[Begin EXCERPTED RECORDS]

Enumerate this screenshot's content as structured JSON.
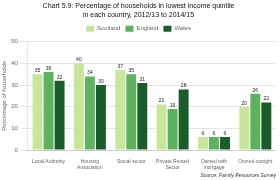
{
  "chart_data": {
    "type": "bar",
    "title": [
      "Chart 5.9: Percentage of households in lowest income quintile",
      "in each country, 2012/13 to 2014/15"
    ],
    "ylabel": "Percentage of households",
    "categories": [
      "Local Authority",
      "Housing\nAssociation",
      "Social sector",
      "Private Rented\nSector",
      "Owned with\nmortgage",
      "Owned outright"
    ],
    "series": [
      {
        "name": "Scotland",
        "color": "#c8e69a",
        "values": [
          35,
          40,
          37,
          21,
          6,
          20
        ]
      },
      {
        "name": "England",
        "color": "#5db35d",
        "values": [
          36,
          34,
          35,
          19,
          6,
          26
        ]
      },
      {
        "name": "Wales",
        "color": "#1a5c2a",
        "values": [
          32,
          30,
          31,
          28,
          6,
          22
        ]
      }
    ],
    "ylim": [
      0,
      50
    ],
    "yticks": [
      0,
      10,
      20,
      30,
      40,
      50
    ],
    "grid": true,
    "legend": "top",
    "data_labels": true,
    "annotations": [
      "Source: Family Resources Survey"
    ]
  }
}
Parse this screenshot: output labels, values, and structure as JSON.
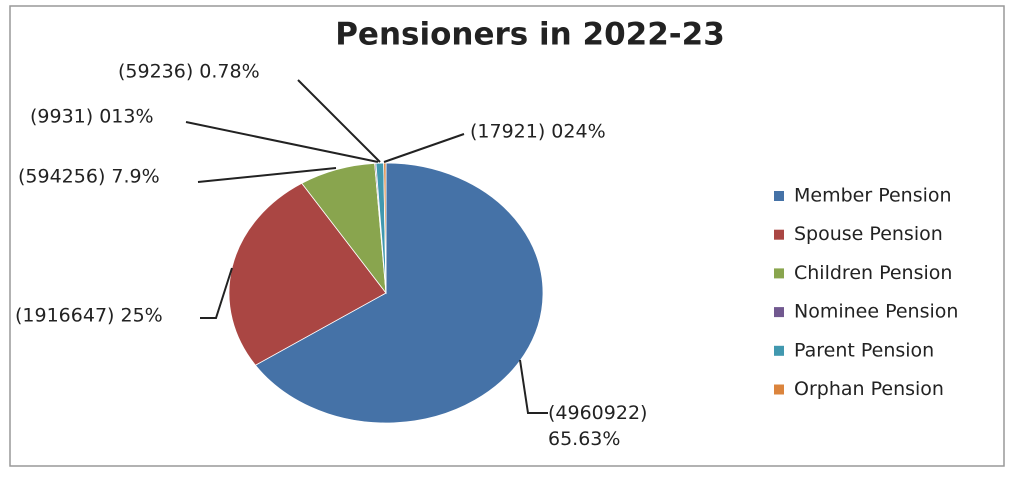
{
  "chart_data": {
    "type": "pie",
    "title": "Pensioners in 2022-23",
    "categories": [
      "Member Pension",
      "Spouse Pension",
      "Children Pension",
      "Nominee Pension",
      "Parent Pension",
      "Orphan Pension"
    ],
    "values": [
      4960922,
      1916647,
      594256,
      9931,
      59236,
      17921
    ],
    "value_labels": [
      "(4960922) 65.63%",
      "(1916647) 25%",
      "(594256) 7.9%",
      "(9931) 013%",
      "(59236) 0.78%",
      "(17921) 024%"
    ],
    "colors": [
      "#4572a7",
      "#aa4643",
      "#89a54e",
      "#71588f",
      "#4198af",
      "#db843d"
    ],
    "legend": "right"
  }
}
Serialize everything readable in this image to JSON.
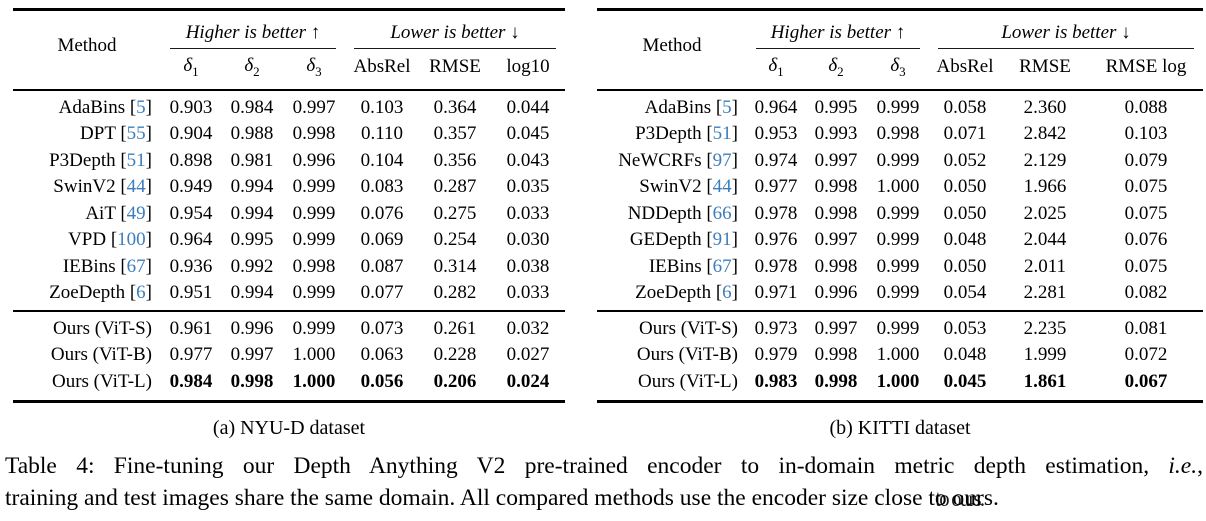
{
  "colors": {
    "cite_blue": "#3c7dbe",
    "text": "#000000",
    "rule": "#000000",
    "background": "#ffffff"
  },
  "tables": [
    {
      "id": "nyud",
      "subcaption": "(a) NYU-D dataset",
      "method_header": "Method",
      "groups": [
        {
          "label": "Higher is better",
          "arrow": "↑"
        },
        {
          "label": "Lower is better",
          "arrow": "↓"
        }
      ],
      "columns": [
        {
          "base": "δ",
          "sub": "1",
          "italic": true
        },
        {
          "base": "δ",
          "sub": "2",
          "italic": true
        },
        {
          "base": "δ",
          "sub": "3",
          "italic": true
        },
        {
          "base": "AbsRel"
        },
        {
          "base": "RMSE"
        },
        {
          "base": "log10"
        }
      ],
      "rows": [
        {
          "method": "AdaBins",
          "cite": "5",
          "values": [
            "0.903",
            "0.984",
            "0.997",
            "0.103",
            "0.364",
            "0.044"
          ]
        },
        {
          "method": "DPT",
          "cite": "55",
          "values": [
            "0.904",
            "0.988",
            "0.998",
            "0.110",
            "0.357",
            "0.045"
          ]
        },
        {
          "method": "P3Depth",
          "cite": "51",
          "values": [
            "0.898",
            "0.981",
            "0.996",
            "0.104",
            "0.356",
            "0.043"
          ]
        },
        {
          "method": "SwinV2",
          "cite": "44",
          "values": [
            "0.949",
            "0.994",
            "0.999",
            "0.083",
            "0.287",
            "0.035"
          ]
        },
        {
          "method": "AiT",
          "cite": "49",
          "values": [
            "0.954",
            "0.994",
            "0.999",
            "0.076",
            "0.275",
            "0.033"
          ]
        },
        {
          "method": "VPD",
          "cite": "100",
          "values": [
            "0.964",
            "0.995",
            "0.999",
            "0.069",
            "0.254",
            "0.030"
          ]
        },
        {
          "method": "IEBins",
          "cite": "67",
          "values": [
            "0.936",
            "0.992",
            "0.998",
            "0.087",
            "0.314",
            "0.038"
          ]
        },
        {
          "method": "ZoeDepth",
          "cite": "6",
          "values": [
            "0.951",
            "0.994",
            "0.999",
            "0.077",
            "0.282",
            "0.033"
          ]
        }
      ],
      "ours_rows": [
        {
          "method": "Ours (ViT-S)",
          "values": [
            "0.961",
            "0.996",
            "0.999",
            "0.073",
            "0.261",
            "0.032"
          ]
        },
        {
          "method": "Ours (ViT-B)",
          "values": [
            "0.977",
            "0.997",
            "1.000",
            "0.063",
            "0.228",
            "0.027"
          ]
        },
        {
          "method": "Ours (ViT-L)",
          "values": [
            "0.984",
            "0.998",
            "1.000",
            "0.056",
            "0.206",
            "0.024"
          ],
          "bold": true
        }
      ]
    },
    {
      "id": "kitti",
      "subcaption": "(b) KITTI dataset",
      "method_header": "Method",
      "groups": [
        {
          "label": "Higher is better",
          "arrow": "↑"
        },
        {
          "label": "Lower is better",
          "arrow": "↓"
        }
      ],
      "columns": [
        {
          "base": "δ",
          "sub": "1",
          "italic": true
        },
        {
          "base": "δ",
          "sub": "2",
          "italic": true
        },
        {
          "base": "δ",
          "sub": "3",
          "italic": true
        },
        {
          "base": "AbsRel"
        },
        {
          "base": "RMSE"
        },
        {
          "base": "RMSE log"
        }
      ],
      "rows": [
        {
          "method": "AdaBins",
          "cite": "5",
          "values": [
            "0.964",
            "0.995",
            "0.999",
            "0.058",
            "2.360",
            "0.088"
          ]
        },
        {
          "method": "P3Depth",
          "cite": "51",
          "values": [
            "0.953",
            "0.993",
            "0.998",
            "0.071",
            "2.842",
            "0.103"
          ]
        },
        {
          "method": "NeWCRFs",
          "cite": "97",
          "values": [
            "0.974",
            "0.997",
            "0.999",
            "0.052",
            "2.129",
            "0.079"
          ]
        },
        {
          "method": "SwinV2",
          "cite": "44",
          "values": [
            "0.977",
            "0.998",
            "1.000",
            "0.050",
            "1.966",
            "0.075"
          ]
        },
        {
          "method": "NDDepth",
          "cite": "66",
          "values": [
            "0.978",
            "0.998",
            "0.999",
            "0.050",
            "2.025",
            "0.075"
          ]
        },
        {
          "method": "GEDepth",
          "cite": "91",
          "values": [
            "0.976",
            "0.997",
            "0.999",
            "0.048",
            "2.044",
            "0.076"
          ]
        },
        {
          "method": "IEBins",
          "cite": "67",
          "values": [
            "0.978",
            "0.998",
            "0.999",
            "0.050",
            "2.011",
            "0.075"
          ]
        },
        {
          "method": "ZoeDepth",
          "cite": "6",
          "values": [
            "0.971",
            "0.996",
            "0.999",
            "0.054",
            "2.281",
            "0.082"
          ]
        }
      ],
      "ours_rows": [
        {
          "method": "Ours (ViT-S)",
          "values": [
            "0.973",
            "0.997",
            "0.999",
            "0.053",
            "2.235",
            "0.081"
          ]
        },
        {
          "method": "Ours (ViT-B)",
          "values": [
            "0.979",
            "0.998",
            "1.000",
            "0.048",
            "1.999",
            "0.072"
          ]
        },
        {
          "method": "Ours (ViT-L)",
          "values": [
            "0.983",
            "0.998",
            "1.000",
            "0.045",
            "1.861",
            "0.067"
          ],
          "bold": true
        }
      ]
    }
  ],
  "caption": {
    "part1": "Table 4: Fine-tuning our Depth Anything V2 pre-trained encoder to in-domain metric depth estimation, ",
    "ie": "i.e.",
    "part1_end": ",",
    "part2": "training and test images share the same domain. All compared methods use the encoder size close ",
    "garbled": "to ours."
  }
}
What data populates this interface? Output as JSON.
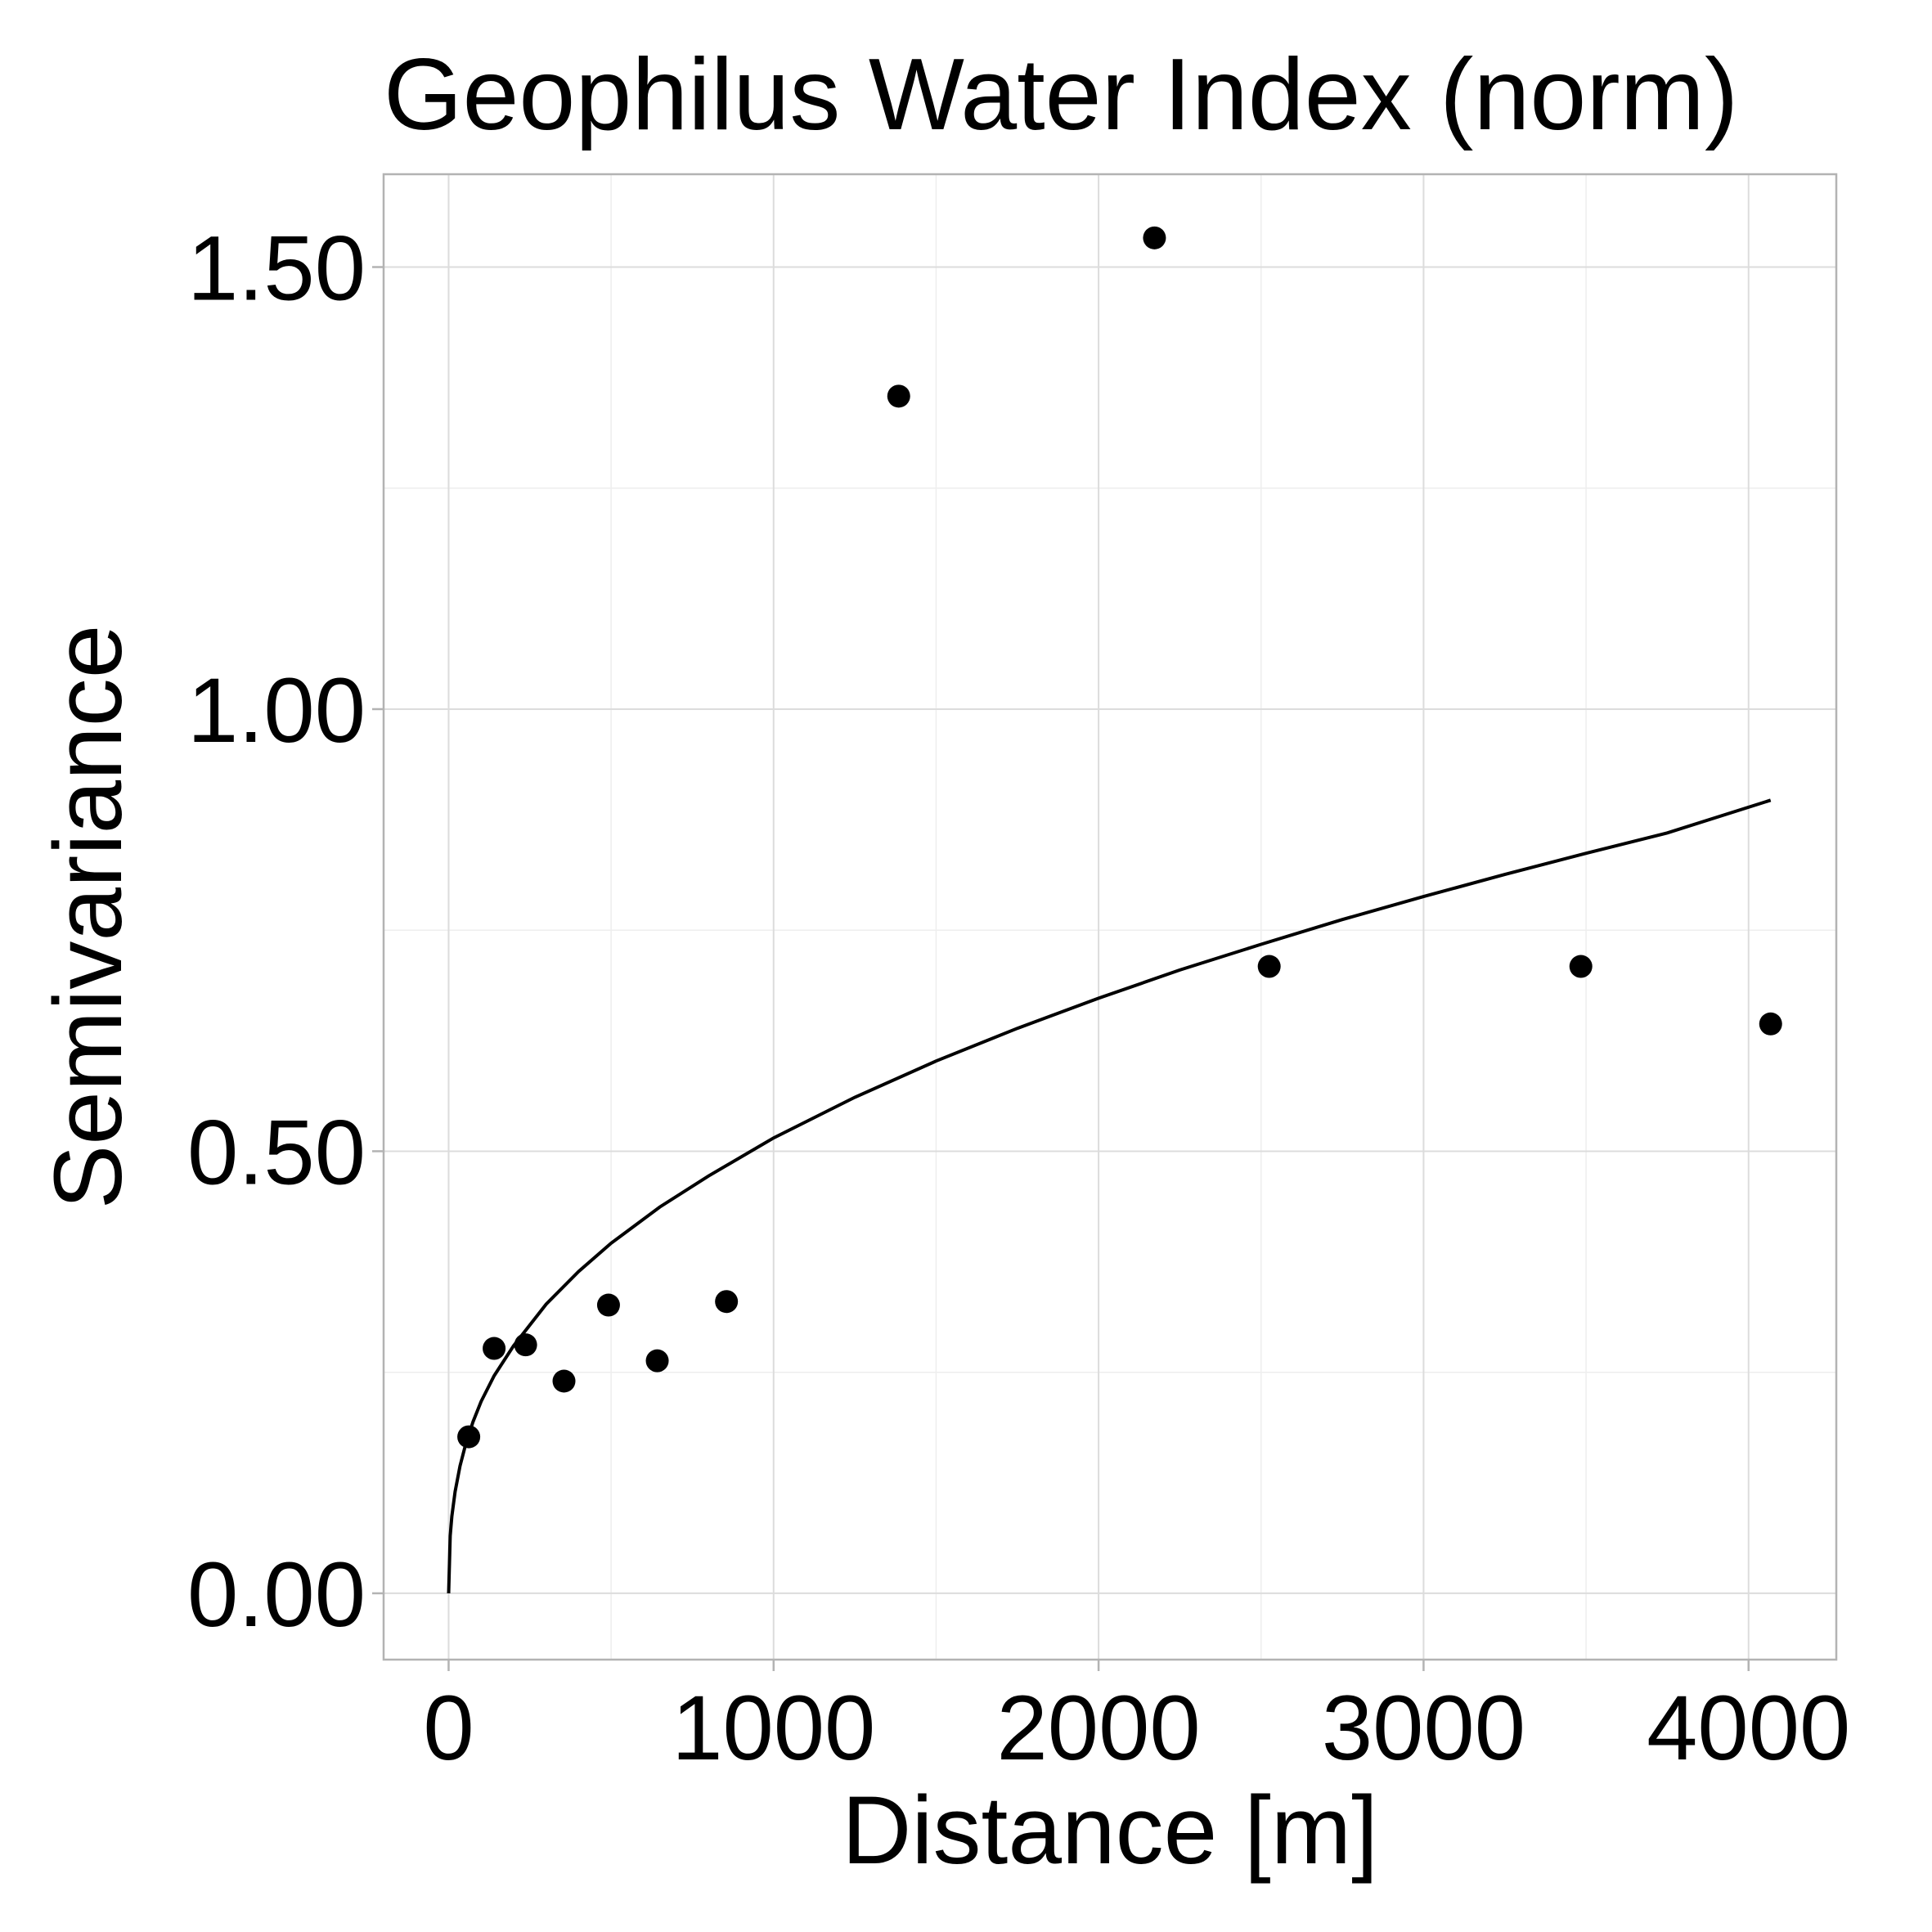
{
  "chart_data": {
    "type": "scatter",
    "title": "Geophilus Water Index (norm)",
    "xlabel": "Distance [m]",
    "ylabel": "Semivariance",
    "xlim": [
      -200,
      4270
    ],
    "ylim": [
      -0.075,
      1.605
    ],
    "x_ticks": [
      0,
      1000,
      2000,
      3000,
      4000
    ],
    "x_tick_labels": [
      "0",
      "1000",
      "2000",
      "3000",
      "4000"
    ],
    "y_ticks": [
      0.0,
      0.5,
      1.0,
      1.5
    ],
    "y_tick_labels": [
      "0.00",
      "0.50",
      "1.00",
      "1.50"
    ],
    "grid": true,
    "legend": "none",
    "series": [
      {
        "type": "scatter",
        "x": [
          62,
          140,
          237,
          355,
          492,
          642,
          855,
          1385,
          2172,
          2525,
          3484,
          4068
        ],
        "y": [
          0.177,
          0.277,
          0.281,
          0.24,
          0.326,
          0.263,
          0.33,
          1.354,
          1.533,
          0.709,
          0.709,
          0.644
        ]
      },
      {
        "type": "line",
        "x": [
          0,
          5,
          10,
          20,
          35,
          50,
          75,
          100,
          140,
          200,
          300,
          400,
          500,
          650,
          800,
          1000,
          1250,
          1500,
          1750,
          2000,
          2250,
          2500,
          2750,
          3000,
          3250,
          3500,
          3750,
          4068
        ],
        "y": [
          0.0,
          0.065,
          0.087,
          0.115,
          0.144,
          0.165,
          0.194,
          0.217,
          0.246,
          0.28,
          0.327,
          0.364,
          0.396,
          0.437,
          0.472,
          0.515,
          0.561,
          0.602,
          0.639,
          0.673,
          0.705,
          0.734,
          0.762,
          0.788,
          0.813,
          0.837,
          0.86,
          0.897
        ]
      }
    ]
  }
}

[End EXCERPTED RECORDS]

- **DIRECTIONS**:
State the number of lines that contain the string "Percentage", with no other words.

- **OUTPUT OF THE EXERCISE**:
2